### Exercise goal
What follows is a block of records; reproduce all of it verbatim.

(Data entries for graphics)
========================================
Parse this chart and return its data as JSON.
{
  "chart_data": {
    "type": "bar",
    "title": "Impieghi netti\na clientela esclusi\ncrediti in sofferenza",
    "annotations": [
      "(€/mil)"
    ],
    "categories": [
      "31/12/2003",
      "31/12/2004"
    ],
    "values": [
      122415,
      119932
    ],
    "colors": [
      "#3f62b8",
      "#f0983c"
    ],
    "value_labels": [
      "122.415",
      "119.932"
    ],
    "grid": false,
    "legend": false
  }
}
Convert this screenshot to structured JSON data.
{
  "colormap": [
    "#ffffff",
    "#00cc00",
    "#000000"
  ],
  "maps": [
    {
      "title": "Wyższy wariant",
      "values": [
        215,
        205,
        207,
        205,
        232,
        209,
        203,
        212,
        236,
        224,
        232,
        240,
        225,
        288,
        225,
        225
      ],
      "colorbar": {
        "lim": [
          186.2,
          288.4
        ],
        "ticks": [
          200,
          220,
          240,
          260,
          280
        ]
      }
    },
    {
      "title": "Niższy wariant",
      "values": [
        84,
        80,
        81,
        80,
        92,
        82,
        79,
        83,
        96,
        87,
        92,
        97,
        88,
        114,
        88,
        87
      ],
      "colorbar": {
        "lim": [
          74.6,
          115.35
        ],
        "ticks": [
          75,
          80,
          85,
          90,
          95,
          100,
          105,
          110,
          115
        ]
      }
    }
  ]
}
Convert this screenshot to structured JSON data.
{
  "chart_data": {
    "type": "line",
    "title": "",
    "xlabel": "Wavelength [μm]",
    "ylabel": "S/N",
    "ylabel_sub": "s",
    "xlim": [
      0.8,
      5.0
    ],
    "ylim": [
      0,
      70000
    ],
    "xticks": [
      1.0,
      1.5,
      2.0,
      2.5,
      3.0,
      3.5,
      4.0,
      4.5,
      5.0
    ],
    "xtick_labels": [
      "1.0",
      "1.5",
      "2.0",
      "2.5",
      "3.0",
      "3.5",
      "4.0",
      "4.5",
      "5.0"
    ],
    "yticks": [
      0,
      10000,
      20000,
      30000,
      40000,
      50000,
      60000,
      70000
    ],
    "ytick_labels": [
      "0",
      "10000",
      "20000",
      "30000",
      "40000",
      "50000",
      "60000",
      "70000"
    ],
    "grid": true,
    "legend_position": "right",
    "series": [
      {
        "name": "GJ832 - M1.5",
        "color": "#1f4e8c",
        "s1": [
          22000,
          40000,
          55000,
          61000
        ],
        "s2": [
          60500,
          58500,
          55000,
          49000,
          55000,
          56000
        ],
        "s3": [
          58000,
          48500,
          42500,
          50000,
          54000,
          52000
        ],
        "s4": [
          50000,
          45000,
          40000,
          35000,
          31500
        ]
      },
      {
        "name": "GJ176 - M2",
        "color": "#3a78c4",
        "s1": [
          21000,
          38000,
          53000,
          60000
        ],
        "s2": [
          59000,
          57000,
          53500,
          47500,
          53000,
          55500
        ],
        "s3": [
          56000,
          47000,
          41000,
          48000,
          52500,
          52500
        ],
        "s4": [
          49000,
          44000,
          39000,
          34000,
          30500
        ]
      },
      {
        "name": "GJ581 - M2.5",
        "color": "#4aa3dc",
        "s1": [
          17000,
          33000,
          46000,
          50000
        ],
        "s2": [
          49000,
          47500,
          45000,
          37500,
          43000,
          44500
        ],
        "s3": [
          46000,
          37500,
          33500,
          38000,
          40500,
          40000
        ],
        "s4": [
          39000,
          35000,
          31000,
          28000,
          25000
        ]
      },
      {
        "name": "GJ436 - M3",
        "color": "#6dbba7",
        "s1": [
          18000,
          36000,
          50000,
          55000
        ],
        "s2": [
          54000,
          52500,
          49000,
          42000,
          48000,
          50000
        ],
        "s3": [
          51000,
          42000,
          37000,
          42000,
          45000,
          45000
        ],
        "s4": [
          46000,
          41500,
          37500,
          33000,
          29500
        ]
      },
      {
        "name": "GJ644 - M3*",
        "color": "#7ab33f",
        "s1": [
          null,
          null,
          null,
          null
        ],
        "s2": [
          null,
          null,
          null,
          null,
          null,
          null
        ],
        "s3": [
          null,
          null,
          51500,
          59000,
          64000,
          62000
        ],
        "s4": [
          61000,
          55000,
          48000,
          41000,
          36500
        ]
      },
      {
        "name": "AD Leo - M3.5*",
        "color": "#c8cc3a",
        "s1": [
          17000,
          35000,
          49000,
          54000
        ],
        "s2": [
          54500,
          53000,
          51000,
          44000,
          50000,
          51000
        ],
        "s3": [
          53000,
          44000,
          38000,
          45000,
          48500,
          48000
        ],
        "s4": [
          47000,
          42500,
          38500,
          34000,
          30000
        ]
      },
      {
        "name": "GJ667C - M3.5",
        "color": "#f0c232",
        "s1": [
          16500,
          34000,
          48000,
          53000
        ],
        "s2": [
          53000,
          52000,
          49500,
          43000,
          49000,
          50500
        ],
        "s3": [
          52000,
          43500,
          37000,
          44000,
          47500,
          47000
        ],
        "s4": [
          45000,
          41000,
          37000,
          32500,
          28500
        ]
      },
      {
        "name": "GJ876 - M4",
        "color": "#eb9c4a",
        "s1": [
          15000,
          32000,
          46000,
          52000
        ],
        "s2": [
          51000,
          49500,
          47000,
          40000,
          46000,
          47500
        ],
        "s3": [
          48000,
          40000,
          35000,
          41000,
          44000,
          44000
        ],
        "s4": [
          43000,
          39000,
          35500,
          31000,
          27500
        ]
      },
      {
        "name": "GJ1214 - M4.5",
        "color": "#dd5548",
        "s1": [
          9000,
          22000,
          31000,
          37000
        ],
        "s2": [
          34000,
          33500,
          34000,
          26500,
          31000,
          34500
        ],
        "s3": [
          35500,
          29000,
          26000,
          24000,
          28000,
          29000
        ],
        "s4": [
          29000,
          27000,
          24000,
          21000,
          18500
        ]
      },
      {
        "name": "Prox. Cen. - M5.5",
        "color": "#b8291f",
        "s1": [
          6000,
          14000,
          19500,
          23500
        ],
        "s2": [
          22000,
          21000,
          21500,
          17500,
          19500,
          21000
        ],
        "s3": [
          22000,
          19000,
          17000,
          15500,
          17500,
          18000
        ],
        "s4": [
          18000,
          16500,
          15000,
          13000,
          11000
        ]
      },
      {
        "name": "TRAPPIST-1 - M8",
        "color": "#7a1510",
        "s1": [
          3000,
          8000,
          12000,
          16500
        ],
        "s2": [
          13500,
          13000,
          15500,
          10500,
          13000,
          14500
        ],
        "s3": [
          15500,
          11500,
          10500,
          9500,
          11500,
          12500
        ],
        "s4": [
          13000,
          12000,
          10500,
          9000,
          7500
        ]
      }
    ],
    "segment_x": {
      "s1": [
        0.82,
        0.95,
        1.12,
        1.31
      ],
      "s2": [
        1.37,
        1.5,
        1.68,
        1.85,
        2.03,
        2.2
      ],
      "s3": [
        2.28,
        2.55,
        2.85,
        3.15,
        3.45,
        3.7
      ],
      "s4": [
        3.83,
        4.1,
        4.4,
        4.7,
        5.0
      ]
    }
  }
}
========================================
### Exercise answer
Parse this chart and return its data as JSON.
{
  "chart_data": {
    "type": "bar",
    "title": "Impieghi netti\na clientela esclusi\ncrediti in sofferenza",
    "annotations": [
      "(€/mil)"
    ],
    "categories": [
      "31/12/2003",
      "31/12/2004"
    ],
    "values": [
      122415,
      119932
    ],
    "colors": [
      "#3f62b8",
      "#f0983c"
    ],
    "value_labels": [
      "122.415",
      "119.932"
    ],
    "grid": false,
    "legend": false
  }
}
Convert this screenshot to structured JSON data.
{
  "colormap": [
    "#ffffff",
    "#00cc00",
    "#000000"
  ],
  "maps": [
    {
      "title": "Wyższy wariant",
      "values": [
        215,
        205,
        207,
        205,
        232,
        209,
        203,
        212,
        236,
        224,
        232,
        240,
        225,
        288,
        225,
        225
      ],
      "colorbar": {
        "lim": [
          186.2,
          288.4
        ],
        "ticks": [
          200,
          220,
          240,
          260,
          280
        ]
      }
    },
    {
      "title": "Niższy wariant",
      "values": [
        84,
        80,
        81,
        80,
        92,
        82,
        79,
        83,
        96,
        87,
        92,
        97,
        88,
        114,
        88,
        87
      ],
      "colorbar": {
        "lim": [
          74.6,
          115.35
        ],
        "ticks": [
          75,
          80,
          85,
          90,
          95,
          100,
          105,
          110,
          115
        ]
      }
    }
  ]
}
Convert this screenshot to structured JSON data.
{
  "chart_data": {
    "type": "line",
    "title": "",
    "xlabel": "Wavelength [μm]",
    "ylabel": "S/N",
    "ylabel_sub": "s",
    "xlim": [
      0.8,
      5.0
    ],
    "ylim": [
      0,
      70000
    ],
    "xticks": [
      1.0,
      1.5,
      2.0,
      2.5,
      3.0,
      3.5,
      4.0,
      4.5,
      5.0
    ],
    "xtick_labels": [
      "1.0",
      "1.5",
      "2.0",
      "2.5",
      "3.0",
      "3.5",
      "4.0",
      "4.5",
      "5.0"
    ],
    "yticks": [
      0,
      10000,
      20000,
      30000,
      40000,
      50000,
      60000,
      70000
    ],
    "ytick_labels": [
      "0",
      "10000",
      "20000",
      "30000",
      "40000",
      "50000",
      "60000",
      "70000"
    ],
    "grid": true,
    "legend_position": "right",
    "series": [
      {
        "name": "GJ832 - M1.5",
        "color": "#1f4e8c",
        "s1": [
          22000,
          40000,
          55000,
          61000
        ],
        "s2": [
          60500,
          58500,
          55000,
          49000,
          55000,
          56000
        ],
        "s3": [
          58000,
          48500,
          42500,
          50000,
          54000,
          52000
        ],
        "s4": [
          50000,
          45000,
          40000,
          35000,
          31500
        ]
      },
      {
        "name": "GJ176 - M2",
        "color": "#3a78c4",
        "s1": [
          21000,
          38000,
          53000,
          60000
        ],
        "s2": [
          59000,
          57000,
          53500,
          47500,
          53000,
          55500
        ],
        "s3": [
          56000,
          47000,
          41000,
          48000,
          52500,
          52500
        ],
        "s4": [
          49000,
          44000,
          39000,
          34000,
          30500
        ]
      },
      {
        "name": "GJ581 - M2.5",
        "color": "#4aa3dc",
        "s1": [
          17000,
          33000,
          46000,
          50000
        ],
        "s2": [
          49000,
          47500,
          45000,
          37500,
          43000,
          44500
        ],
        "s3": [
          46000,
          37500,
          33500,
          38000,
          40500,
          40000
        ],
        "s4": [
          39000,
          35000,
          31000,
          28000,
          25000
        ]
      },
      {
        "name": "GJ436 - M3",
        "color": "#6dbba7",
        "s1": [
          18000,
          36000,
          50000,
          55000
        ],
        "s2": [
          54000,
          52500,
          49000,
          42000,
          48000,
          50000
        ],
        "s3": [
          51000,
          42000,
          37000,
          42000,
          45000,
          45000
        ],
        "s4": [
          46000,
          41500,
          37500,
          33000,
          29500
        ]
      },
      {
        "name": "GJ644 - M3*",
        "color": "#7ab33f",
        "s1": [
          null,
          null,
          null,
          null
        ],
        "s2": [
          null,
          null,
          null,
          null,
          null,
          null
        ],
        "s3": [
          null,
          null,
          51500,
          59000,
          64000,
          62000
        ],
        "s4": [
          61000,
          55000,
          48000,
          41000,
          36500
        ]
      },
      {
        "name": "AD Leo - M3.5*",
        "color": "#c8cc3a",
        "s1": [
          17000,
          35000,
          49000,
          54000
        ],
        "s2": [
          54500,
          53000,
          51000,
          44000,
          50000,
          51000
        ],
        "s3": [
          53000,
          44000,
          38000,
          45000,
          48500,
          48000
        ],
        "s4": [
          47000,
          42500,
          38500,
          34000,
          30000
        ]
      },
      {
        "name": "GJ667C - M3.5",
        "color": "#f0c232",
        "s1": [
          16500,
          34000,
          48000,
          53000
        ],
        "s2": [
          53000,
          52000,
          49500,
          43000,
          49000,
          50500
        ],
        "s3": [
          52000,
          43500,
          37000,
          44000,
          47500,
          47000
        ],
        "s4": [
          45000,
          41000,
          37000,
          32500,
          28500
        ]
      },
      {
        "name": "GJ876 - M4",
        "color": "#eb9c4a",
        "s1": [
          15000,
          32000,
          46000,
          52000
        ],
        "s2": [
          51000,
          49500,
          47000,
          40000,
          46000,
          47500
        ],
        "s3": [
          48000,
          40000,
          35000,
          41000,
          44000,
          44000
        ],
        "s4": [
          43000,
          39000,
          35500,
          31000,
          27500
        ]
      },
      {
        "name": "GJ1214 - M4.5",
        "color": "#dd5548",
        "s1": [
          9000,
          22000,
          31000,
          37000
        ],
        "s2": [
          34000,
          33500,
          34000,
          26500,
          31000,
          34500
        ],
        "s3": [
          35500,
          29000,
          26000,
          24000,
          28000,
          29000
        ],
        "s4": [
          29000,
          27000,
          24000,
          21000,
          18500
        ]
      },
      {
        "name": "Prox. Cen. - M5.5",
        "color": "#b8291f",
        "s1": [
          6000,
          14000,
          19500,
          23500
        ],
        "s2": [
          22000,
          21000,
          21500,
          17500,
          19500,
          21000
        ],
        "s3": [
          22000,
          19000,
          17000,
          15500,
          17500,
          18000
        ],
        "s4": [
          18000,
          16500,
          15000,
          13000,
          11000
        ]
      },
      {
        "name": "TRAPPIST-1 - M8",
        "color": "#7a1510",
        "s1": [
          3000,
          8000,
          12000,
          16500
        ],
        "s2": [
          13500,
          13000,
          15500,
          10500,
          13000,
          14500
        ],
        "s3": [
          15500,
          11500,
          10500,
          9500,
          11500,
          12500
        ],
        "s4": [
          13000,
          12000,
          10500,
          9000,
          7500
        ]
      }
    ],
    "segment_x": {
      "s1": [
        0.82,
        0.95,
        1.12,
        1.31
      ],
      "s2": [
        1.37,
        1.5,
        1.68,
        1.85,
        2.03,
        2.2
      ],
      "s3": [
        2.28,
        2.55,
        2.85,
        3.15,
        3.45,
        3.7
      ],
      "s4": [
        3.83,
        4.1,
        4.4,
        4.7,
        5.0
      ]
    }
  }
}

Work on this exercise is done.